*Data to process*:

%%

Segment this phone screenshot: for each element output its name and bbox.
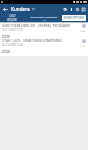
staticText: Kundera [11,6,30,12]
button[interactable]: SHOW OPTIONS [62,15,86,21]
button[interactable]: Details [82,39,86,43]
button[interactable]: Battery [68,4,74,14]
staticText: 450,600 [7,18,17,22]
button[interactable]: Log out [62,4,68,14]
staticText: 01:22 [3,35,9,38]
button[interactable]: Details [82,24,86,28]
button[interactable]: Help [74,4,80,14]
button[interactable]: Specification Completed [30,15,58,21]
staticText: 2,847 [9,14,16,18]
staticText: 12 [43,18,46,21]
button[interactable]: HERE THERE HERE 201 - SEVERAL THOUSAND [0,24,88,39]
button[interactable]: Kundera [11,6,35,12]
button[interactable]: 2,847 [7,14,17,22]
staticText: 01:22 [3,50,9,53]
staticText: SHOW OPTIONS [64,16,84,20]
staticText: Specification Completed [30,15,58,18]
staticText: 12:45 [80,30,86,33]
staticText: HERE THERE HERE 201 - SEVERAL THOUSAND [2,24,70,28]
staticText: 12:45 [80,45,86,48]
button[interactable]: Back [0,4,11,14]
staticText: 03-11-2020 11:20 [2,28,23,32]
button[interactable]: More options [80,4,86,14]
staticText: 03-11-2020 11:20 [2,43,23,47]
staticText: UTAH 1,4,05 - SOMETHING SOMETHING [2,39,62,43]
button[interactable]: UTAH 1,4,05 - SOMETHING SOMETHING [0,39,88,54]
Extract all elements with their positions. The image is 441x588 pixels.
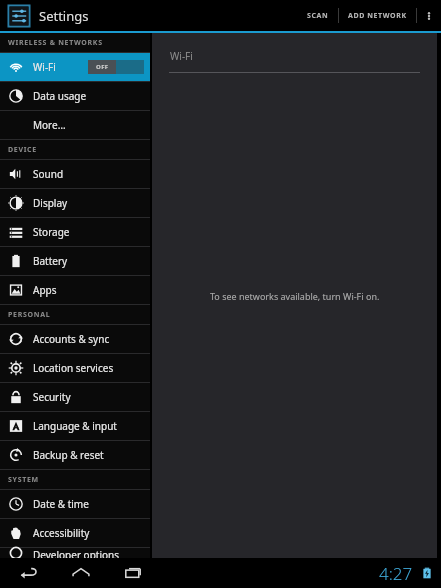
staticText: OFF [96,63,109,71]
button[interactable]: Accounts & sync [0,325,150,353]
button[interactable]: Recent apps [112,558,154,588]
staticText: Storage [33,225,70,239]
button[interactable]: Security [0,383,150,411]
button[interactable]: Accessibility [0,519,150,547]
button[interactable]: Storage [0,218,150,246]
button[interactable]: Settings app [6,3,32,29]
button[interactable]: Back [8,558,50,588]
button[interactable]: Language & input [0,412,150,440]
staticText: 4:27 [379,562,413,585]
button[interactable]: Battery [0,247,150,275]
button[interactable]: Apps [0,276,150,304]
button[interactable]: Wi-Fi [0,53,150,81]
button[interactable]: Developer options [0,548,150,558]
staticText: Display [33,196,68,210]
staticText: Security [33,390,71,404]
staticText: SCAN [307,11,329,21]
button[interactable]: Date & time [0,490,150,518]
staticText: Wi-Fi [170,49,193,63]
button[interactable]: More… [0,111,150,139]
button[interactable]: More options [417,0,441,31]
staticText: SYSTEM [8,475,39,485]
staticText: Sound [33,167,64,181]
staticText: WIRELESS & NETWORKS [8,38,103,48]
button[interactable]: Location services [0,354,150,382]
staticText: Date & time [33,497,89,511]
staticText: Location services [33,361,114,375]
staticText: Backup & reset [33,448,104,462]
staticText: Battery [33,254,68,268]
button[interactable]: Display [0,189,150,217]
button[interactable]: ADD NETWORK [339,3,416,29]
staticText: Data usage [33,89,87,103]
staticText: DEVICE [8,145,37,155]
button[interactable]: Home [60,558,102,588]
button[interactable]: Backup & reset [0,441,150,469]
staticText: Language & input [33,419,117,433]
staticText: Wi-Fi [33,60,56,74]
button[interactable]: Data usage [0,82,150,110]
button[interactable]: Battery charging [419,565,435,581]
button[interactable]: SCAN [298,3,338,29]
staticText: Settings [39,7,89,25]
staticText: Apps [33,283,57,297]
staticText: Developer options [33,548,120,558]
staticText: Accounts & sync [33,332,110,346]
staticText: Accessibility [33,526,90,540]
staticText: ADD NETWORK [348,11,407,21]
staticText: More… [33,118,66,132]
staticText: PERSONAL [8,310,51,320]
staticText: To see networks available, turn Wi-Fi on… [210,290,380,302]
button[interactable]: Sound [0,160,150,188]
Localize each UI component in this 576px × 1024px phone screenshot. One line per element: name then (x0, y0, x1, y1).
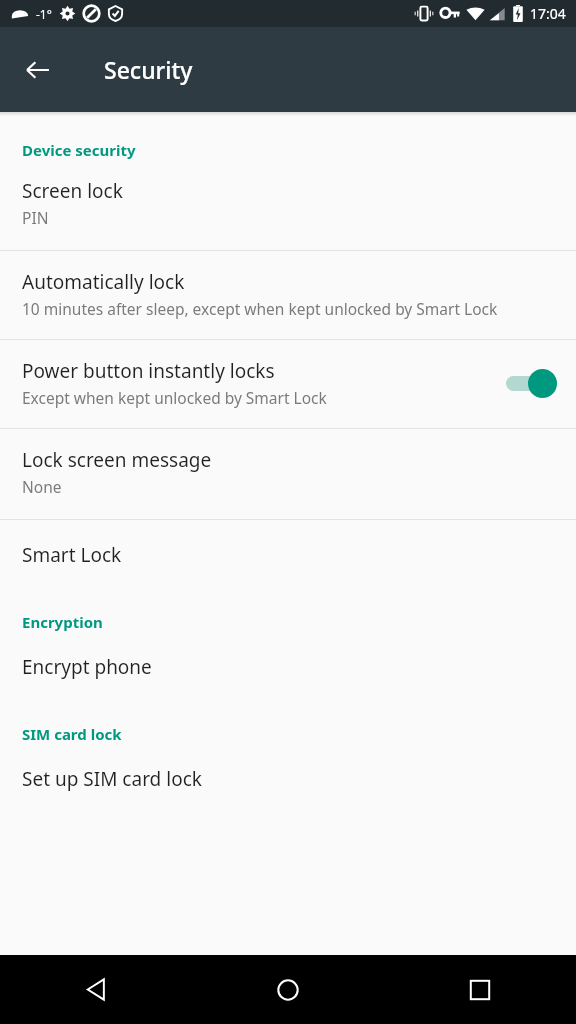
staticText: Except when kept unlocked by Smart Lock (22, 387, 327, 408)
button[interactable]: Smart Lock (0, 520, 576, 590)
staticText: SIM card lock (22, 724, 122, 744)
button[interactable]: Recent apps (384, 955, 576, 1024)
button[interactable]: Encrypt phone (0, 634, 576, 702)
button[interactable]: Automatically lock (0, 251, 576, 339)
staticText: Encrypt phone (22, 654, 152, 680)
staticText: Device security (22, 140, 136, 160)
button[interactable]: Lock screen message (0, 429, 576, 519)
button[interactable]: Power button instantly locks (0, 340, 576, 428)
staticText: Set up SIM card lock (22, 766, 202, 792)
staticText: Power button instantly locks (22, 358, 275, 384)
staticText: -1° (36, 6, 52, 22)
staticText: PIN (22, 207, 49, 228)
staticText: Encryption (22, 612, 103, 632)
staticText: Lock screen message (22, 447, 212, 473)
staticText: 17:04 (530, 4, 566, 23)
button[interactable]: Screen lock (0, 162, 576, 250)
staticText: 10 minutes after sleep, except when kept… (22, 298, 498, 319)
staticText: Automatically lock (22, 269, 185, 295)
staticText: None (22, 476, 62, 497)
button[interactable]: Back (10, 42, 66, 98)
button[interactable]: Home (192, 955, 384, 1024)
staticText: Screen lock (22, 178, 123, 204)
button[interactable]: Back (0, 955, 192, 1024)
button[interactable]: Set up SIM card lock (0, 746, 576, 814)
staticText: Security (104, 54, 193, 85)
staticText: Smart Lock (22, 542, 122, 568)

%%

*Objective*: Recast every line above as a JSON list of strings, one string per line, leaving out blank lines and the pictures.

*Finished answer*:
[
  "Segment this phone screenshot: for each element output its name and bbox.",
  "staticText: Kundera [11,6,30,12]",
  "button[interactable]: SHOW OPTIONS [62,15,86,21]",
  "button[interactable]: Details [82,39,86,43]",
  "button[interactable]: Battery [68,4,74,14]",
  "staticText: 450,600 [7,18,17,22]",
  "button[interactable]: Log out [62,4,68,14]",
  "staticText: 01:22 [3,35,9,38]",
  "button[interactable]: Details [82,24,86,28]",
  "button[interactable]: Help [74,4,80,14]",
  "button[interactable]: Specification Completed [30,15,58,21]",
  "staticText: 2,847 [9,14,16,18]",
  "staticText: 12 [43,18,46,21]",
  "button[interactable]: HERE THERE HERE 201 - SEVERAL THOUSAND [0,24,88,39]",
  "button[interactable]: Kundera [11,6,35,12]",
  "button[interactable]: 2,847 [7,14,17,22]",
  "staticText: 01:22 [3,50,9,53]",
  "staticText: SHOW OPTIONS [64,16,84,20]",
  "staticText: Specification Completed [30,15,58,18]",
  "staticText: 12:45 [80,30,86,33]",
  "staticText: HERE THERE HERE 201 - SEVERAL THOUSAND [2,24,70,28]",
  "staticText: 12:45 [80,45,86,48]",
  "button[interactable]: Back [0,4,11,14]",
  "staticText: 03-11-2020 11:20 [2,28,23,32]",
  "button[interactable]: More options [80,4,86,14]",
  "staticText: 03-11-2020 11:20 [2,43,23,47]",
  "staticText: UTAH 1,4,05 - SOMETHING SOMETHING [2,39,62,43]",
  "button[interactable]: UTAH 1,4,05 - SOMETHING SOMETHING [0,39,88,54]",
  "Extract all elements with their positions. The image is 441x588 pixels.",
  "staticText: OFF [96,63,109,71]",
  "button[interactable]: Accounts & sync [0,325,150,353]",
  "button[interactable]: Recent apps [112,558,154,588]",
  "staticText: Storage [33,225,70,239]",
  "button[interactable]: Security [0,383,150,411]",
  "button[interactable]: Accessibility [0,519,150,547]",
  "button[interactable]: Storage [0,218,150,246]",
  "button[interactable]: Settings app [6,3,32,29]",
  "button[interactable]: Back [8,558,50,588]",
  "button[interactable]: Language & input [0,412,150,440]",
  "staticText: 4:27 [379,562,413,585]",
  "button[interactable]: Battery [0,247,150,275]",
  "button[interactable]: Apps [0,276,150,304]",
  "button[interactable]: Wi-Fi [0,53,150,81]",
  "button[interactable]: Developer options [0,548,150,558]",
  "staticText: Display [33,196,68,210]",
  "staticText: Security [33,390,71,404]",
  "staticText: SCAN [307,11,329,21]",
  "button[interactable]: Date & time [0,490,150,518]",
  "staticText: Wi-Fi [170,49,193,63]",
  "button[interactable]: More… [0,111,150,139]",
  "button[interactable]: More options [417,0,441,31]",
  "staticText: SYSTEM [8,475,39,485]",
  "staticText: Sound [33,167,64,181]",
  "staticText: WIRELESS & NETWORKS [8,38,103,48]",
  "button[interactable]: Location services [0,354,150,382]",
  "staticText: Date & time [33,497,89,511]",
  "staticText: Location services [33,361,114,375]",
  "staticText: Backup & reset [33,448,104,462]",
  "staticText: Battery [33,254,68,268]",
  "button[interactable]: Display [0,189,150,217]",
  "button[interactable]: ADD NETWORK [339,3,416,29]",
  "staticText: Data usage [33,89,87,103]",
  "staticText: DEVICE [8,145,37,155]",
  "button[interactable]: Home [60,558,102,588]",
  "button[interactable]: Backup & reset [0,441,150,469]",
  "staticText: Language & input [33,419,117,433]",
  "staticText: Wi-Fi [33,60,56,74]",
  "button[interactable]: Data usage [0,82,150,110]",
  "button[interactable]: Battery charging [419,565,435,581]",
  "button[interactable]: SCAN [298,3,338,29]",
  "staticText: Settings [39,7,89,25]",
  "staticText: Apps [33,283,57,297]",
  "staticText: Developer options [33,548,120,558]",
  "staticText: Accounts & sync [33,332,110,346]",
  "staticText: Accessibility [33,526,90,540]",
  "staticText: ADD NETWORK [348,11,407,21]",
  "staticText: More… [33,118,66,132]",
  "staticText: PERSONAL [8,310,51,320]",
  "staticText: To see networks available, turn Wi-Fi on… [210,290,380,302]",
  "button[interactable]: Sound [0,160,150,188]",
  "Localize each UI component in this 576px × 1024px phone screenshot. One line per element: name then (x0, y0, x1, y1).",
  "staticText: Except when kept unlocked by Smart Lock (22, 387, 327, 408)",
  "button[interactable]: Smart Lock (0, 520, 576, 590)",
  "staticText: SIM card lock (22, 724, 122, 744)",
  "button[interactable]: Recent apps (384, 955, 576, 1024)",
  "button[interactable]: Encrypt phone (0, 634, 576, 702)",
  "button[interactable]: Automatically lock (0, 251, 576, 339)",
  "staticText: Encrypt phone (22, 654, 152, 680)",
  "staticText: Device security (22, 140, 136, 160)",
  "button[interactable]: Lock screen message (0, 429, 576, 519)",
  "button[interactable]: Power button instantly locks (0, 340, 576, 428)",
  "staticText: Set up SIM card lock (22, 766, 202, 792)",
  "staticText: Power button instantly locks (22, 358, 275, 384)",
  "staticText: -1° (36, 6, 52, 22)",
  "staticText: PIN (22, 207, 49, 228)",
  "staticText: Encryption (22, 612, 103, 632)",
  "staticText: Lock screen message (22, 447, 212, 473)",
  "staticText: 17:04 (530, 4, 566, 23)",
  "button[interactable]: Screen lock (0, 162, 576, 250)",
  "staticText: 10 minutes after sleep, except when kept… (22, 298, 498, 319)",
  "staticText: Automatically lock (22, 269, 185, 295)",
  "staticText: None (22, 476, 62, 497)",
  "button[interactable]: Back (10, 42, 66, 98)",
  "button[interactable]: Home (192, 955, 384, 1024)",
  "staticText: Screen lock (22, 178, 123, 204)",
  "button[interactable]: Back (0, 955, 192, 1024)",
  "button[interactable]: Set up SIM card lock (0, 746, 576, 814)",
  "staticText: Security (104, 54, 193, 85)",
  "staticText: Smart Lock (22, 542, 122, 568)"
]